What is being asked
Only the pictures are omitted; repeat all other data exactly.

══ Exercise input ══

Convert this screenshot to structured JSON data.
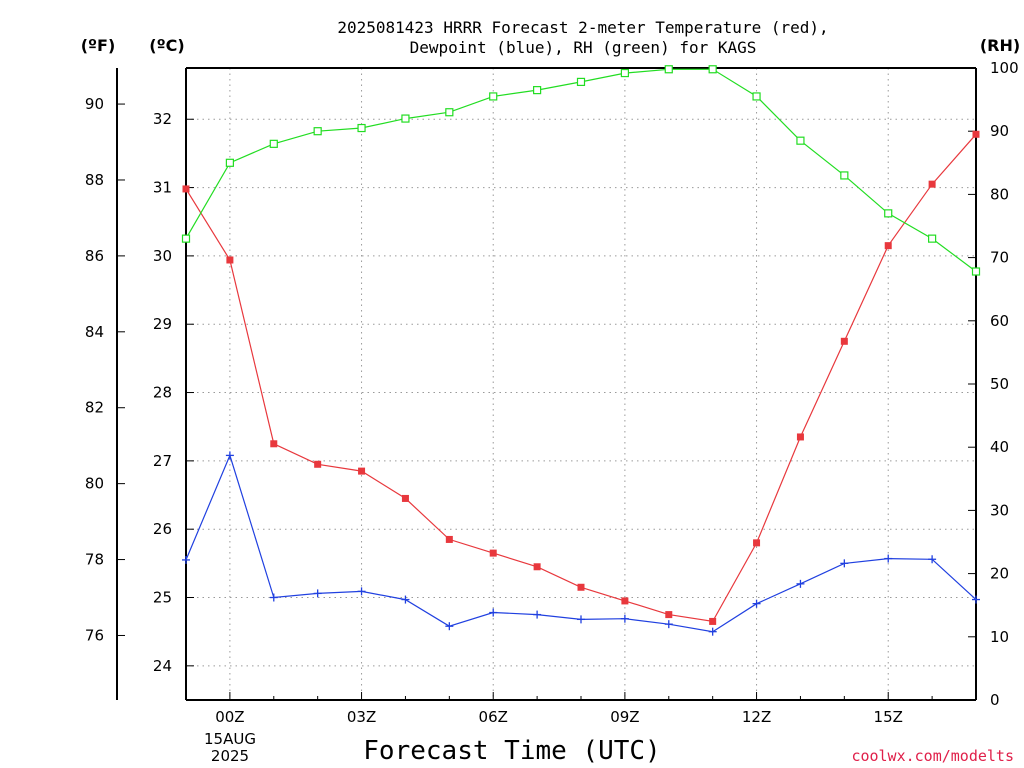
{
  "header": {
    "title_line1": "2025081423 HRRR Forecast 2-meter Temperature (red),",
    "title_line2": "Dewpoint (blue), RH (green) for KAGS",
    "unit_f": "(ºF)",
    "unit_c": "(ºC)",
    "unit_rh": "(RH)"
  },
  "footer": {
    "xlabel": "Forecast Time (UTC)",
    "date_line1": "15AUG",
    "date_line2": "2025",
    "credit": "coolwx.com/modelts"
  },
  "chart_data": {
    "type": "line",
    "title": "2025081423 HRRR Forecast 2-meter Temperature (red), Dewpoint (blue), RH (green) for KAGS",
    "xlabel": "Forecast Time (UTC)",
    "x_hours": [
      -1,
      0,
      1,
      2,
      3,
      4,
      5,
      6,
      7,
      8,
      9,
      10,
      11,
      12,
      13,
      14,
      15,
      16,
      17
    ],
    "xlim": [
      -1,
      17
    ],
    "x_ticks": [
      {
        "hour": 0,
        "label": "00Z"
      },
      {
        "hour": 3,
        "label": "03Z"
      },
      {
        "hour": 6,
        "label": "06Z"
      },
      {
        "hour": 9,
        "label": "09Z"
      },
      {
        "hour": 12,
        "label": "12Z"
      },
      {
        "hour": 15,
        "label": "15Z"
      }
    ],
    "y_celsius": {
      "label": "(ºC)",
      "lim": [
        23.5,
        32.75
      ],
      "ticks": [
        24,
        25,
        26,
        27,
        28,
        29,
        30,
        31,
        32
      ]
    },
    "y_fahrenheit": {
      "label": "(ºF)",
      "ticks": [
        76,
        78,
        80,
        82,
        84,
        86,
        88,
        90
      ]
    },
    "y_rh": {
      "label": "(RH)",
      "lim": [
        0,
        100
      ],
      "ticks": [
        0,
        10,
        20,
        30,
        40,
        50,
        60,
        70,
        80,
        90,
        100
      ]
    },
    "grid": true,
    "series": [
      {
        "name": "Temperature (red)",
        "axis": "celsius",
        "color": "#e8383d",
        "marker": "filled-square",
        "values": [
          30.98,
          29.94,
          27.25,
          26.95,
          26.85,
          26.45,
          25.85,
          25.65,
          25.45,
          25.15,
          24.95,
          24.75,
          24.65,
          25.8,
          27.35,
          28.75,
          30.15,
          31.05,
          31.78
        ]
      },
      {
        "name": "Dewpoint (blue)",
        "axis": "celsius",
        "color": "#2040e0",
        "marker": "plus",
        "values": [
          25.55,
          27.08,
          25.0,
          25.06,
          25.09,
          24.97,
          24.58,
          24.78,
          24.75,
          24.68,
          24.69,
          24.61,
          24.5,
          24.91,
          25.2,
          25.5,
          25.57,
          25.56,
          24.97
        ]
      },
      {
        "name": "RH (green)",
        "axis": "rh",
        "color": "#22dd22",
        "marker": "open-square",
        "values": [
          73,
          85,
          88,
          90,
          90.5,
          92,
          93,
          95.5,
          96.5,
          97.8,
          99.2,
          99.8,
          99.8,
          95.5,
          88.5,
          83,
          77,
          73,
          67.8
        ]
      }
    ]
  }
}
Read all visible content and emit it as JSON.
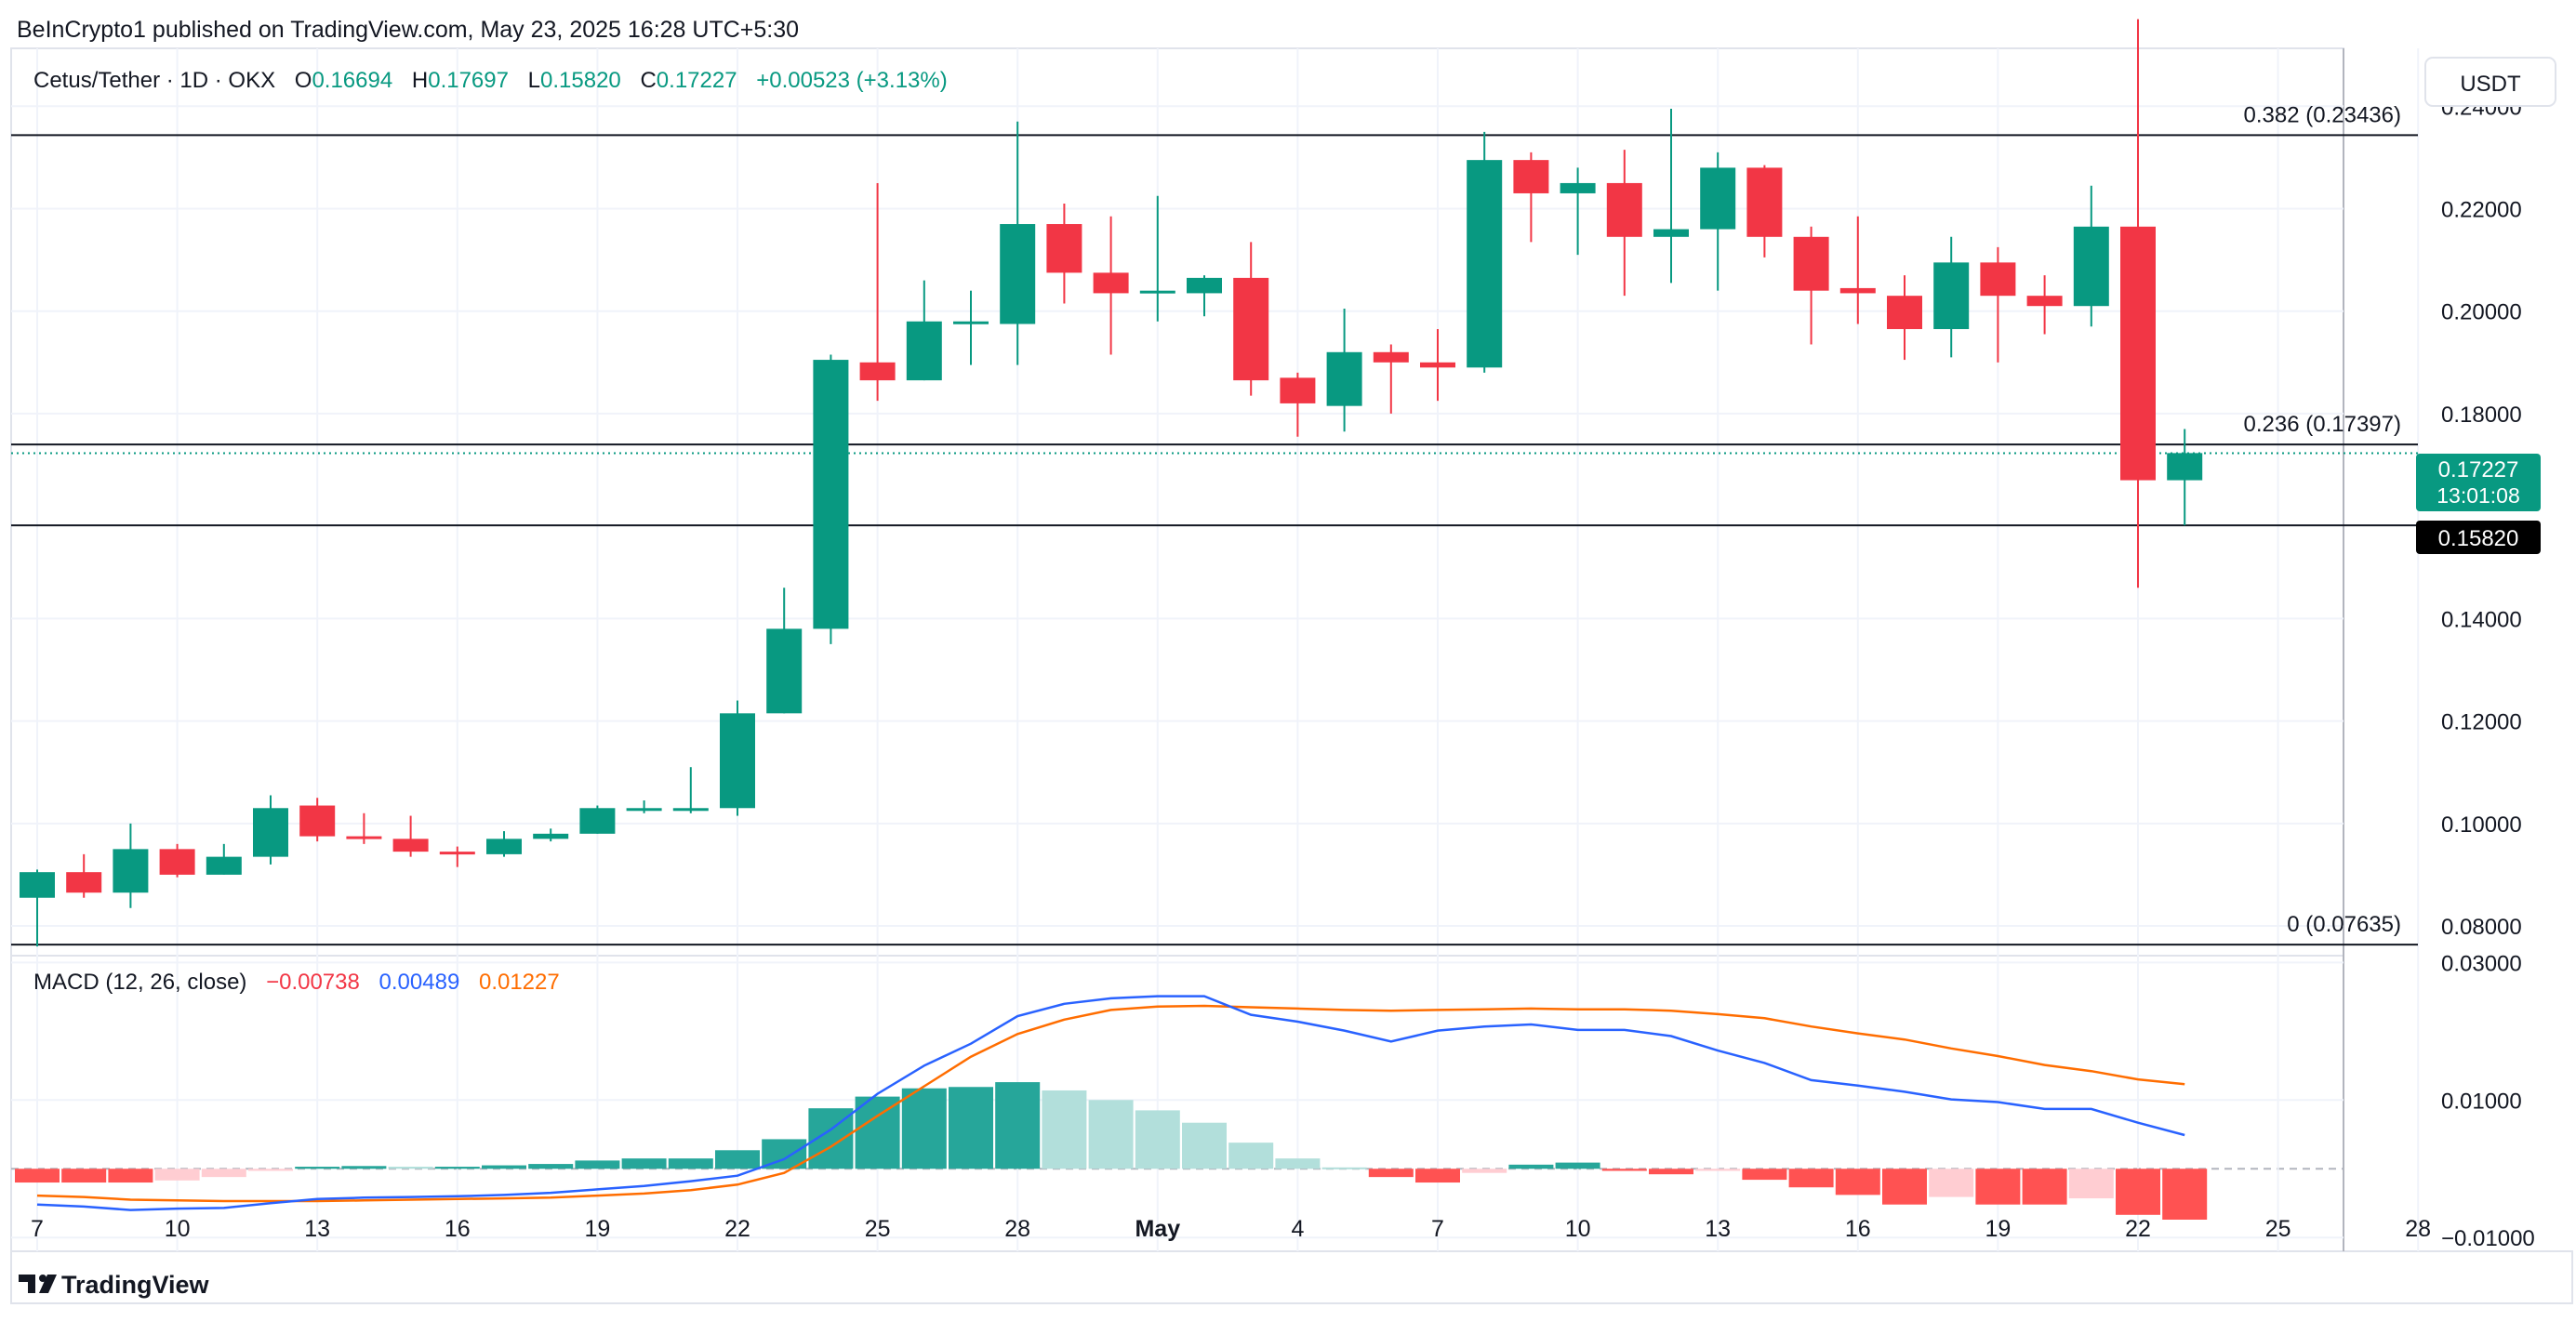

═══

Written answer
Convert this screenshot to structured JSON data.
{
  "header": {
    "title_line1": "2025081423 HRRR Forecast 2-meter Temperature (red),",
    "title_line2": "Dewpoint (blue), RH (green) for KAGS",
    "unit_f": "(ºF)",
    "unit_c": "(ºC)",
    "unit_rh": "(RH)"
  },
  "footer": {
    "xlabel": "Forecast Time (UTC)",
    "date_line1": "15AUG",
    "date_line2": "2025",
    "credit": "coolwx.com/modelts"
  },
  "chart_data": {
    "type": "line",
    "title": "2025081423 HRRR Forecast 2-meter Temperature (red), Dewpoint (blue), RH (green) for KAGS",
    "xlabel": "Forecast Time (UTC)",
    "x_hours": [
      -1,
      0,
      1,
      2,
      3,
      4,
      5,
      6,
      7,
      8,
      9,
      10,
      11,
      12,
      13,
      14,
      15,
      16,
      17
    ],
    "xlim": [
      -1,
      17
    ],
    "x_ticks": [
      {
        "hour": 0,
        "label": "00Z"
      },
      {
        "hour": 3,
        "label": "03Z"
      },
      {
        "hour": 6,
        "label": "06Z"
      },
      {
        "hour": 9,
        "label": "09Z"
      },
      {
        "hour": 12,
        "label": "12Z"
      },
      {
        "hour": 15,
        "label": "15Z"
      }
    ],
    "y_celsius": {
      "label": "(ºC)",
      "lim": [
        23.5,
        32.75
      ],
      "ticks": [
        24,
        25,
        26,
        27,
        28,
        29,
        30,
        31,
        32
      ]
    },
    "y_fahrenheit": {
      "label": "(ºF)",
      "ticks": [
        76,
        78,
        80,
        82,
        84,
        86,
        88,
        90
      ]
    },
    "y_rh": {
      "label": "(RH)",
      "lim": [
        0,
        100
      ],
      "ticks": [
        0,
        10,
        20,
        30,
        40,
        50,
        60,
        70,
        80,
        90,
        100
      ]
    },
    "grid": true,
    "series": [
      {
        "name": "Temperature (red)",
        "axis": "celsius",
        "color": "#e8383d",
        "marker": "filled-square",
        "values": [
          30.98,
          29.94,
          27.25,
          26.95,
          26.85,
          26.45,
          25.85,
          25.65,
          25.45,
          25.15,
          24.95,
          24.75,
          24.65,
          25.8,
          27.35,
          28.75,
          30.15,
          31.05,
          31.78
        ]
      },
      {
        "name": "Dewpoint (blue)",
        "axis": "celsius",
        "color": "#2040e0",
        "marker": "plus",
        "values": [
          25.55,
          27.08,
          25.0,
          25.06,
          25.09,
          24.97,
          24.58,
          24.78,
          24.75,
          24.68,
          24.69,
          24.61,
          24.5,
          24.91,
          25.2,
          25.5,
          25.57,
          25.56,
          24.97
        ]
      },
      {
        "name": "RH (green)",
        "axis": "rh",
        "color": "#22dd22",
        "marker": "open-square",
        "values": [
          73,
          85,
          88,
          90,
          90.5,
          92,
          93,
          95.5,
          96.5,
          97.8,
          99.2,
          99.8,
          99.8,
          95.5,
          88.5,
          83,
          77,
          73,
          67.8
        ]
      }
    ]
  }
}
Read all visible content and emit it as JSON.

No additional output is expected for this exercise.